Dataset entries
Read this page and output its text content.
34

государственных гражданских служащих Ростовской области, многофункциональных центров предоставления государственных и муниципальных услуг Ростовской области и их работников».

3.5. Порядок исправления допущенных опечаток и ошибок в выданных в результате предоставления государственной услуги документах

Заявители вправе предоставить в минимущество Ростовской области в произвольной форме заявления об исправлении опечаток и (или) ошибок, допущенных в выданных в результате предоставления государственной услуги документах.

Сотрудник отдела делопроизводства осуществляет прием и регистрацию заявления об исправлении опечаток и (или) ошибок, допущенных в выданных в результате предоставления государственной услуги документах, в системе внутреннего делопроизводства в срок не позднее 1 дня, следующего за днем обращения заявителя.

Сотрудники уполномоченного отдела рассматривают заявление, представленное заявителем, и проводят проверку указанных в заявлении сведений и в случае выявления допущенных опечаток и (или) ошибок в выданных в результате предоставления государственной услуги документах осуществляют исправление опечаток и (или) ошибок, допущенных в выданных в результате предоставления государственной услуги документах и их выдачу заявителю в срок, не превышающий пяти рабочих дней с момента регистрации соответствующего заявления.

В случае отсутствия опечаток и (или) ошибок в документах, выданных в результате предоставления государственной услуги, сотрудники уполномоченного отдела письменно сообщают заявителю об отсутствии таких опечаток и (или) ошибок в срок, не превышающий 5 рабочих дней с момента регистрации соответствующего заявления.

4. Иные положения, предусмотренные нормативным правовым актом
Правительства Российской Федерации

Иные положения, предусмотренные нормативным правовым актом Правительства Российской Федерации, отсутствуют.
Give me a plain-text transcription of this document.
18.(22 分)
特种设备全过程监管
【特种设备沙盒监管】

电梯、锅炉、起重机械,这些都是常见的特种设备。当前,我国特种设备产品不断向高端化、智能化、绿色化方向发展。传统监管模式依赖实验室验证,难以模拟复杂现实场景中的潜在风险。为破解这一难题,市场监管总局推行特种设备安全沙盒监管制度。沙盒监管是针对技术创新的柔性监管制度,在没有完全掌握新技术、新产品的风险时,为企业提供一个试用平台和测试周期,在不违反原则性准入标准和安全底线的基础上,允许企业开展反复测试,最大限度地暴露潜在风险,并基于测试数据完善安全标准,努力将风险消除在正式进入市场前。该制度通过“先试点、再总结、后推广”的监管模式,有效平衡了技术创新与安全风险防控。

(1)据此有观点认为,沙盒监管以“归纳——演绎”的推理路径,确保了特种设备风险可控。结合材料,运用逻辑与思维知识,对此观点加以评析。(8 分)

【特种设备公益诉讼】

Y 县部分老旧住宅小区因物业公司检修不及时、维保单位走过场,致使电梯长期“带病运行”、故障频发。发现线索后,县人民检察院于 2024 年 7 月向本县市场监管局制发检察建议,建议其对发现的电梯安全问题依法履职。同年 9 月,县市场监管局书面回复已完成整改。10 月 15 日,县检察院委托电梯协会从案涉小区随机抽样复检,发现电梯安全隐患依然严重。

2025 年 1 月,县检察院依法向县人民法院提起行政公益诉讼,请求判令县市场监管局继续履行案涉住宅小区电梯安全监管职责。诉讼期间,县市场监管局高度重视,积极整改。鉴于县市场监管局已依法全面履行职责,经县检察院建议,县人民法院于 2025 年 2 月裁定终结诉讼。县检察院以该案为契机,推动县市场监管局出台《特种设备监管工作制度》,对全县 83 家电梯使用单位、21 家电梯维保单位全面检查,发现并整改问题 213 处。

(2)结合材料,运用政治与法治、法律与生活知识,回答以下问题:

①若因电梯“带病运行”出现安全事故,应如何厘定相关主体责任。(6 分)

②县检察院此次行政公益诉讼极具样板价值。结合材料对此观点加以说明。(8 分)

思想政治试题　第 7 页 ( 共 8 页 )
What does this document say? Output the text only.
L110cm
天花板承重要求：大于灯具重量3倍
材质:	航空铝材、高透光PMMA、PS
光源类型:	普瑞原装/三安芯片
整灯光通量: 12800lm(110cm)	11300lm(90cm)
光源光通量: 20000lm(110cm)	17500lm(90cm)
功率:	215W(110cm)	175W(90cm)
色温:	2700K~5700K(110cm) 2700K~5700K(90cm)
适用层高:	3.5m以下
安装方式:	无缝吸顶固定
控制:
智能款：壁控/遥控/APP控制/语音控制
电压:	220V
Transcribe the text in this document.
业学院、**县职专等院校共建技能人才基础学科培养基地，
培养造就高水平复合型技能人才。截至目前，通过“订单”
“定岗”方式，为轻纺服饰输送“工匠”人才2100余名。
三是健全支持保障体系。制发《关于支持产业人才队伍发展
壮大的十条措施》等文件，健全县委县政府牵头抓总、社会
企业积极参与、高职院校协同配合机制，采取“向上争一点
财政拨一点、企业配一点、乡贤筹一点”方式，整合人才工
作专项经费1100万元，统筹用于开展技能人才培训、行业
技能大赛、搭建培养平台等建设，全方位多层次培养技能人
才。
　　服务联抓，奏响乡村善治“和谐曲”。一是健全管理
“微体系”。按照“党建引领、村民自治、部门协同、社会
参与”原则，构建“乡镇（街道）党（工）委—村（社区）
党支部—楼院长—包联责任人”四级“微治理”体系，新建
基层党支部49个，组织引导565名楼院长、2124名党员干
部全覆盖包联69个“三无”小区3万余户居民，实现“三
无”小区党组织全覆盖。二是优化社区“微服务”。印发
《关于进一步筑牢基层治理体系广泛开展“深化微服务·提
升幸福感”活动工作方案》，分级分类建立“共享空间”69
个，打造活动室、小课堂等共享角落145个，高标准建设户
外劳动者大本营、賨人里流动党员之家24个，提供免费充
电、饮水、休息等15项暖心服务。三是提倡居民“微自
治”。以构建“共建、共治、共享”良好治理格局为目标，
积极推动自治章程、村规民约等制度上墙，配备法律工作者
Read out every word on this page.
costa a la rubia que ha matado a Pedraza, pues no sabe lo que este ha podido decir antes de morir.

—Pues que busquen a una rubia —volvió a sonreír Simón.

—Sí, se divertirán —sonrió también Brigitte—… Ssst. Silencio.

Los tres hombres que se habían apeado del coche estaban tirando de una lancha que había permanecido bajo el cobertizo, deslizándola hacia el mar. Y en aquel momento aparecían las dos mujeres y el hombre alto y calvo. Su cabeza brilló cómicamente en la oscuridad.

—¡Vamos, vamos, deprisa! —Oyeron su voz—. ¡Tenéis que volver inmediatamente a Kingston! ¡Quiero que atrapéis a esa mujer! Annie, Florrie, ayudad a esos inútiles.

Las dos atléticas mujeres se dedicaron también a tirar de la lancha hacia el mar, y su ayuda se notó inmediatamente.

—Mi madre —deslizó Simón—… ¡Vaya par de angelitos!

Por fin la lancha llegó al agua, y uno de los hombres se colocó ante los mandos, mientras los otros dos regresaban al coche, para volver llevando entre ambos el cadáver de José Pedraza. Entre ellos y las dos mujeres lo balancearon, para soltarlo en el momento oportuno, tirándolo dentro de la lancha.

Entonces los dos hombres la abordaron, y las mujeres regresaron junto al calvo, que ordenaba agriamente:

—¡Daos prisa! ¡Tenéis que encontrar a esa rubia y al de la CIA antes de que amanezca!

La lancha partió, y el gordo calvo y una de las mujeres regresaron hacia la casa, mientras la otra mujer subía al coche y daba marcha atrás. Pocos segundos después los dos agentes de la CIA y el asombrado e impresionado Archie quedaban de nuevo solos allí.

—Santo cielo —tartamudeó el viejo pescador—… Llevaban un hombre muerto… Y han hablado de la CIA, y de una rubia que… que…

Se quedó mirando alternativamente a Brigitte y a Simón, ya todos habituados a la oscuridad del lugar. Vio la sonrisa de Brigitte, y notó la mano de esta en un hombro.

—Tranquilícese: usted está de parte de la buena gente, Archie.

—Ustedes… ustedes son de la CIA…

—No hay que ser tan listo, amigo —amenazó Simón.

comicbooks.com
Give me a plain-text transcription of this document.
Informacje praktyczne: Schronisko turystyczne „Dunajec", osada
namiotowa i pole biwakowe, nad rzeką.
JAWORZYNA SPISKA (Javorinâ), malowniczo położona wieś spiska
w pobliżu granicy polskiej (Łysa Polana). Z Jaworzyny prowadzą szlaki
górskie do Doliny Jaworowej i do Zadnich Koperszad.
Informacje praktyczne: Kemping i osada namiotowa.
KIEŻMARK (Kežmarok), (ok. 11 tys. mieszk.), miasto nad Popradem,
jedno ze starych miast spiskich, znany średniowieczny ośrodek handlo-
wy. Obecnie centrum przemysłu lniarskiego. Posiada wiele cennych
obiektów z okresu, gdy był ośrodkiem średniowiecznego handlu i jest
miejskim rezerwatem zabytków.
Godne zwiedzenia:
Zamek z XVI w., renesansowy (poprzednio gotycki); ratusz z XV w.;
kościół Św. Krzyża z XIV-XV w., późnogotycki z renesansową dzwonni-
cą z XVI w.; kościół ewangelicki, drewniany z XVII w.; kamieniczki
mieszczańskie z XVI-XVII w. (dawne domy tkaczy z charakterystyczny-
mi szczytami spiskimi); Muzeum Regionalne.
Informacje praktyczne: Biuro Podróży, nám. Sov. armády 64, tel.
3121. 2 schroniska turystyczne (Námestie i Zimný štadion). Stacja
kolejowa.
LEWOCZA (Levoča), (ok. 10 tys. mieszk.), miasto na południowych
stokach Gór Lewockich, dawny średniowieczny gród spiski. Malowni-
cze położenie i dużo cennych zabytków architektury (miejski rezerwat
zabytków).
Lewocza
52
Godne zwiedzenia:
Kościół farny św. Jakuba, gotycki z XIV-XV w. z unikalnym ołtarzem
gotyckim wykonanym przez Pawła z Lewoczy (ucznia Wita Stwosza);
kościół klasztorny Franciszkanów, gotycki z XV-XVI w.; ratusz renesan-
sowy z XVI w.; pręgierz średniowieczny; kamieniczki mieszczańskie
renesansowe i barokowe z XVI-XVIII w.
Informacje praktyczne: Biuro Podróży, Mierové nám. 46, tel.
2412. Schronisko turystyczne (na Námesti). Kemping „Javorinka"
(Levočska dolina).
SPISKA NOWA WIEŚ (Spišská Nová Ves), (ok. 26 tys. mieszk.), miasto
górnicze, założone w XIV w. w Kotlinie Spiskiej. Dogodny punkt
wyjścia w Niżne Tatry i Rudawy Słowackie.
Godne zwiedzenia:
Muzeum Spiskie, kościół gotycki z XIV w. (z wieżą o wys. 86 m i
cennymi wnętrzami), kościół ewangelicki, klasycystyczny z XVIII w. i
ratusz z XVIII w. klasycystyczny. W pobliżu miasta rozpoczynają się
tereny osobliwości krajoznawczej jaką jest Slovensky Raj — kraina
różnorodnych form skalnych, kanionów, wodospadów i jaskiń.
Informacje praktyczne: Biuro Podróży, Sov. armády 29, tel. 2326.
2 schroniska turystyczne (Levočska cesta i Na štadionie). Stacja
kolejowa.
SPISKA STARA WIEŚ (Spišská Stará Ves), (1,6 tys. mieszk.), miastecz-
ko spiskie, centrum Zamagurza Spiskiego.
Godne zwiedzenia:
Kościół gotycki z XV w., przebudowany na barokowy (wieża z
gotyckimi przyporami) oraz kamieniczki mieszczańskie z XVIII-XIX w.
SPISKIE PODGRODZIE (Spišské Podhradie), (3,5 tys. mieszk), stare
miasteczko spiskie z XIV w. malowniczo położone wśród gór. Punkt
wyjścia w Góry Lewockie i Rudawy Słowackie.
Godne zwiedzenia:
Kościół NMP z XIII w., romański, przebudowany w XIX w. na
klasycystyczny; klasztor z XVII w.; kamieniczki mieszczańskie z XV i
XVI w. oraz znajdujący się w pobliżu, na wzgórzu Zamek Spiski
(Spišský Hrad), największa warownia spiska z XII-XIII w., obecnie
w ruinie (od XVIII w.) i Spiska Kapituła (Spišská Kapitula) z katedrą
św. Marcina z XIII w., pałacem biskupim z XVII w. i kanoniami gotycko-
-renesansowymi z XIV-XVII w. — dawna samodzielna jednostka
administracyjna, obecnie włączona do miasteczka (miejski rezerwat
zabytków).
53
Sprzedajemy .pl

» Goal:
Search the data for the word "miasto" and copy each line where it appears.

» Finished task:
KIEŻMARK (Kežmarok), (ok. 11 tys. mieszk.), miasto nad Popradem,
LEWOCZA (Levoča), (ok. 10 tys. mieszk.), miasto na południowych
SPISKA NOWA WIEŚ (Spišská Nová Ves), (ok. 26 tys. mieszk.), miasto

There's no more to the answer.